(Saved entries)
====================
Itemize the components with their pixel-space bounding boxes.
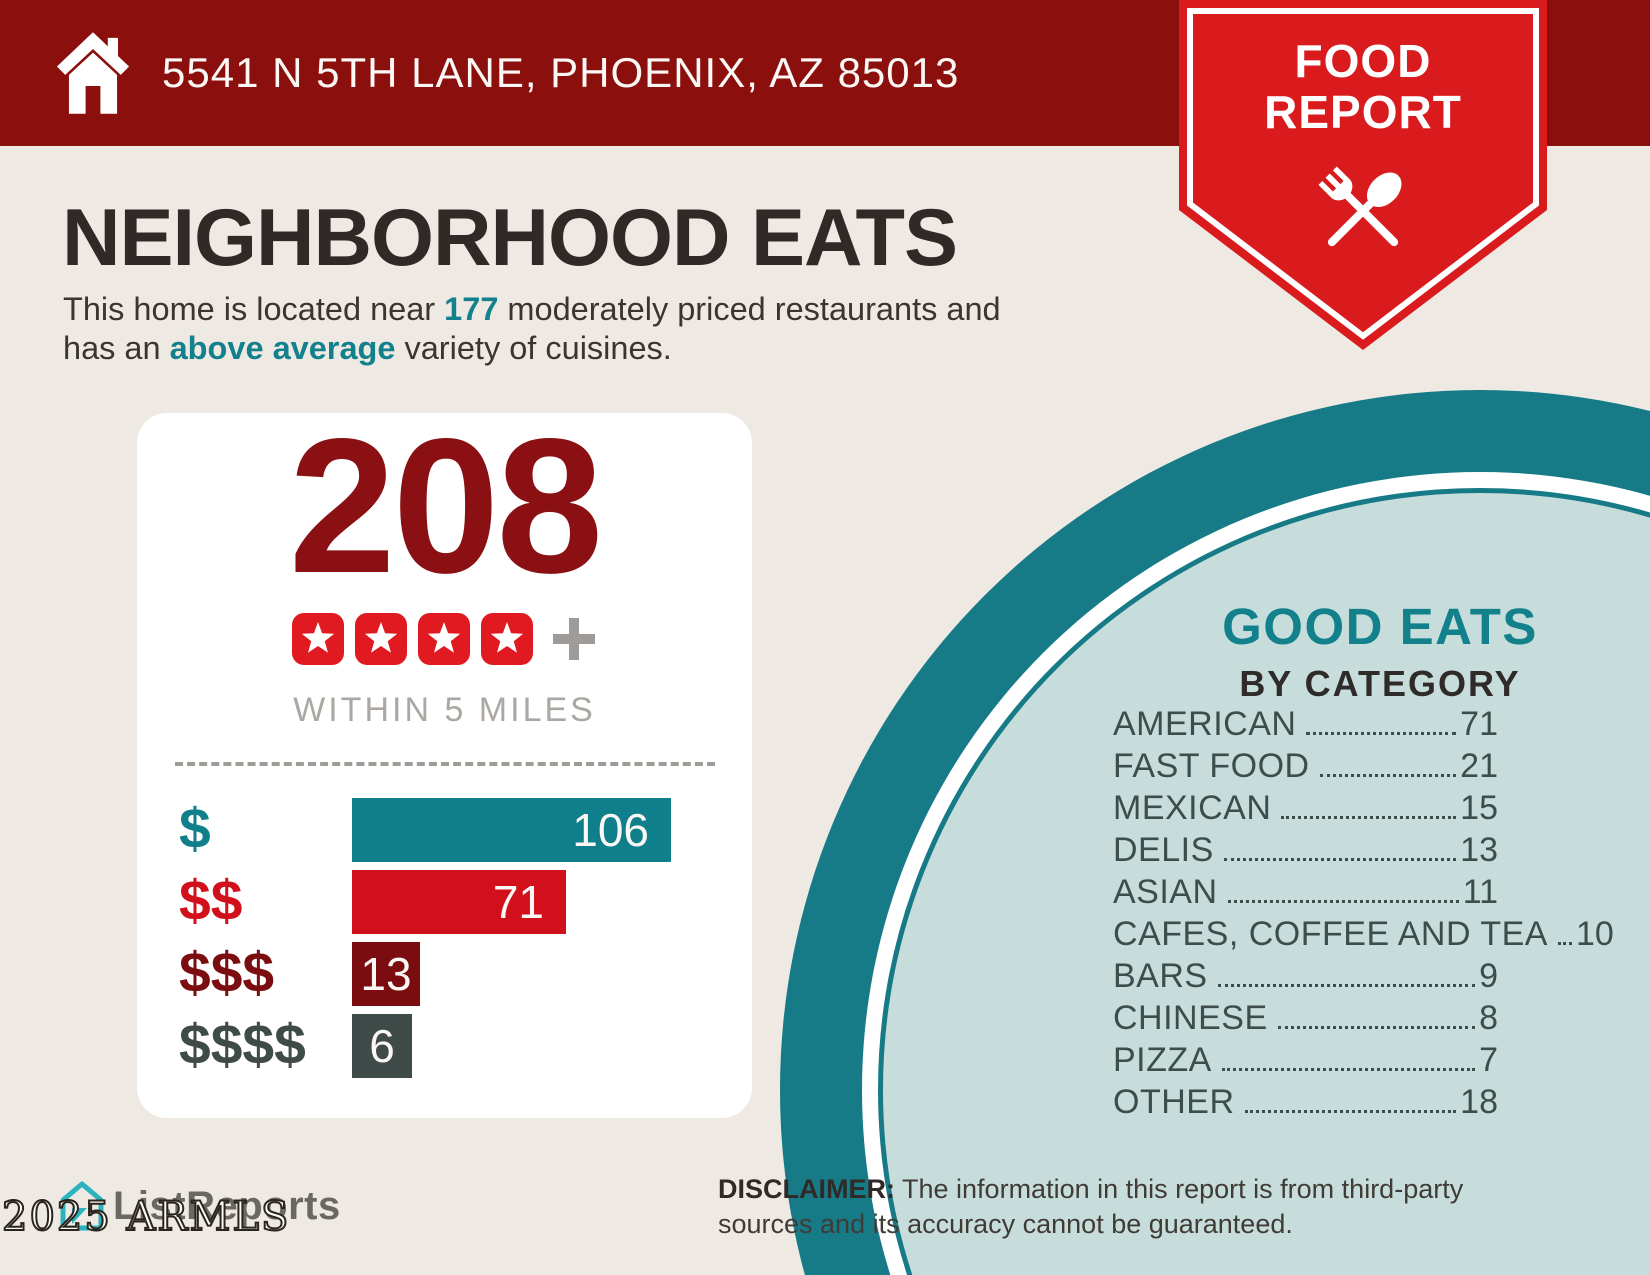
- house-outline-icon: [60, 1181, 104, 1231]
- category-label: CHINESE: [1113, 999, 1268, 1037]
- dotted-leader: [1244, 1110, 1457, 1113]
- category-label: CAFES, COFFEE AND TEA: [1113, 915, 1548, 953]
- watermark: 2025 ARMLS: [1, 1193, 291, 1241]
- category-value: 7: [1479, 1041, 1498, 1079]
- price-bar-value: 6: [369, 1020, 395, 1072]
- category-label: FAST FOOD: [1113, 747, 1310, 785]
- home-icon: [56, 32, 130, 114]
- price-bar-row: $$$ 13: [137, 942, 752, 1006]
- property-address: 5541 N 5TH LANE, PHOENIX, AZ 85013: [162, 49, 960, 96]
- star-icon: [418, 613, 470, 665]
- dotted-leader: [1223, 858, 1457, 861]
- dotted-leader: [1277, 1026, 1476, 1029]
- price-tier-label: $$$$: [179, 1013, 306, 1077]
- price-bar-value: 71: [492, 876, 544, 928]
- category-list: AMERICAN 71 FAST FOOD 21 MEXICAN 15 DELIS 13…: [1113, 702, 1614, 1122]
- restaurant-count: 208: [288, 398, 603, 613]
- star-icon: [355, 613, 407, 665]
- disclaimer: DISCLAIMER: The information in this repo…: [718, 1172, 1518, 1242]
- price-bar-row: $$ 71: [137, 870, 752, 934]
- price-bar-row: $$$$ 6: [137, 1014, 752, 1078]
- list-item: MEXICAN 15: [1113, 786, 1498, 828]
- plus-icon: [553, 618, 595, 660]
- list-item: AMERICAN 71: [1113, 702, 1498, 744]
- list-item: FAST FOOD 21: [1113, 744, 1498, 786]
- category-value: 15: [1460, 789, 1498, 827]
- dotted-leader: [1227, 900, 1459, 903]
- category-label: MEXICAN: [1113, 789, 1272, 827]
- category-value: 9: [1479, 957, 1498, 995]
- price-bar: 6: [352, 1014, 412, 1078]
- category-value: 18: [1460, 1083, 1498, 1121]
- radius-label: WITHIN 5 MILES: [293, 691, 596, 729]
- price-tier-label: $$: [179, 869, 243, 933]
- crossed-spoon-and-fork-icon: [1318, 166, 1402, 247]
- list-item: OTHER 18: [1113, 1080, 1498, 1122]
- category-value: 10: [1575, 915, 1614, 953]
- category-label: ASIAN: [1113, 873, 1218, 911]
- category-value: 71: [1460, 705, 1498, 743]
- intro-line1: This home is located near 177 moderately…: [63, 291, 1001, 327]
- list-item: ASIAN 11: [1113, 870, 1498, 912]
- dotted-leader: [1557, 942, 1572, 945]
- dashed-divider: [175, 762, 715, 766]
- price-bar-value: 106: [572, 804, 649, 856]
- disclaimer-label: DISCLAIMER:: [718, 1174, 895, 1204]
- logo-text: ListReports: [113, 1184, 341, 1228]
- category-label: AMERICAN: [1113, 705, 1297, 743]
- category-label: DELIS: [1113, 831, 1214, 869]
- restaurant-summary-card: 208 WITHIN 5 MILES $ 106 $$ 71 $$$ 13: [137, 398, 752, 1118]
- intro-line2: has an above average variety of cuisines…: [63, 330, 672, 366]
- list-item: CAFES, COFFEE AND TEA 10: [1113, 912, 1614, 954]
- star-icon: [292, 613, 344, 665]
- listreports-logo: ListReports: [60, 1181, 341, 1231]
- ribbon-shape: [1179, 0, 1547, 350]
- list-item: PIZZA 7: [1113, 1038, 1498, 1080]
- page-title: NEIGHBORHOOD EATS: [62, 193, 958, 283]
- restaurant-count-highlight: 177: [444, 291, 499, 327]
- good-eats-title: GOOD EATS: [1222, 598, 1538, 655]
- category-label: BARS: [1113, 957, 1208, 995]
- intro-text: This home is located near 177 moderately…: [63, 290, 1001, 368]
- price-bar: 13: [352, 942, 420, 1006]
- dotted-leader: [1306, 732, 1457, 735]
- ribbon-title-line2: REPORT: [1264, 86, 1462, 138]
- price-tier-label: $$$: [179, 941, 275, 1005]
- dotted-leader: [1319, 774, 1457, 777]
- price-bar: 106: [352, 798, 671, 862]
- price-tier-chart: $ 106 $$ 71 $$$ 13 $$$$ 6: [137, 798, 752, 1078]
- ribbon-title-line1: FOOD: [1294, 35, 1432, 87]
- category-label: OTHER: [1113, 1083, 1235, 1121]
- category-value: 21: [1460, 747, 1498, 785]
- category-label: PIZZA: [1113, 1041, 1212, 1079]
- list-item: CHINESE 8: [1113, 996, 1498, 1038]
- dotted-leader: [1281, 816, 1457, 819]
- disclaimer-text: The information in this report is from t…: [718, 1174, 1464, 1239]
- list-item: DELIS 13: [1113, 828, 1498, 870]
- price-bar-value: 13: [360, 948, 412, 1000]
- category-value: 13: [1460, 831, 1498, 869]
- dotted-leader: [1217, 984, 1476, 987]
- good-eats-subtitle: BY CATEGORY: [1239, 663, 1521, 704]
- variety-highlight: above average: [169, 330, 396, 366]
- category-value: 11: [1462, 873, 1498, 911]
- dotted-leader: [1221, 1068, 1476, 1071]
- category-value: 8: [1479, 999, 1498, 1037]
- star-icon: [481, 613, 533, 665]
- good-eats-header: GOOD EATS BY CATEGORY: [1130, 597, 1630, 705]
- list-item: BARS 9: [1113, 954, 1498, 996]
- star-rating: [137, 613, 752, 665]
- price-tier-label: $: [179, 797, 211, 861]
- price-bar-row: $ 106: [137, 798, 752, 862]
- ribbon-title: FOOD REPORT: [1179, 36, 1547, 138]
- food-report-ribbon: FOOD REPORT: [1179, 0, 1547, 352]
- price-bar: 71: [352, 870, 566, 934]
====================
**What to produce:**
Transcribe the lines from the one containing "- house-outline-icon: [60, 1181, 104, 1231]" through the one containing "- category-label: ASIAN: [1113, 873, 1218, 911]", including both.

**Completed exercise:**
- house-outline-icon: [60, 1181, 104, 1231]
- category-label: CHINESE: [1113, 999, 1268, 1037]
- dotted-leader: [1244, 1110, 1457, 1113]
- category-label: CAFES, COFFEE AND TEA: [1113, 915, 1548, 953]
- watermark: 2025 ARMLS: [1, 1193, 291, 1241]
- category-value: 7: [1479, 1041, 1498, 1079]
- price-bar-value: 6: [369, 1020, 395, 1072]
- category-label: FAST FOOD: [1113, 747, 1310, 785]
- home-icon: [56, 32, 130, 114]
- price-bar-row: $$$ 13: [137, 942, 752, 1006]
- property-address: 5541 N 5TH LANE, PHOENIX, AZ 85013: [162, 49, 960, 96]
- star-icon: [418, 613, 470, 665]
- dotted-leader: [1223, 858, 1457, 861]
- dotted-leader: [1277, 1026, 1476, 1029]
- price-tier-label: $$$$: [179, 1013, 306, 1077]
- price-bar-value: 71: [492, 876, 544, 928]
- category-list: AMERICAN 71 FAST FOOD 21 MEXICAN 15 DELIS 13…: [1113, 702, 1614, 1122]
- restaurant-count: 208: [288, 398, 603, 613]
- star-icon: [355, 613, 407, 665]
- disclaimer: DISCLAIMER: The information in this repo…: [718, 1172, 1518, 1242]
- price-bar-row: $$ 71: [137, 870, 752, 934]
- price-bar-row: $$$$ 6: [137, 1014, 752, 1078]
- list-item: MEXICAN 15: [1113, 786, 1498, 828]
- plus-icon: [553, 618, 595, 660]
- list-item: AMERICAN 71: [1113, 702, 1498, 744]
- list-item: FAST FOOD 21: [1113, 744, 1498, 786]
- category-value: 15: [1460, 789, 1498, 827]
- dotted-leader: [1227, 900, 1459, 903]
- category-label: MEXICAN: [1113, 789, 1272, 827]
- category-value: 9: [1479, 957, 1498, 995]
- price-bar: 6: [352, 1014, 412, 1078]
- category-value: 18: [1460, 1083, 1498, 1121]
- radius-label: WITHIN 5 MILES: [293, 691, 596, 729]
- price-tier-label: $$: [179, 869, 243, 933]
- crossed-spoon-and-fork-icon: [1318, 166, 1402, 247]
- list-item: OTHER 18: [1113, 1080, 1498, 1122]
- category-value: 10: [1575, 915, 1614, 953]
- category-label: ASIAN: [1113, 873, 1218, 911]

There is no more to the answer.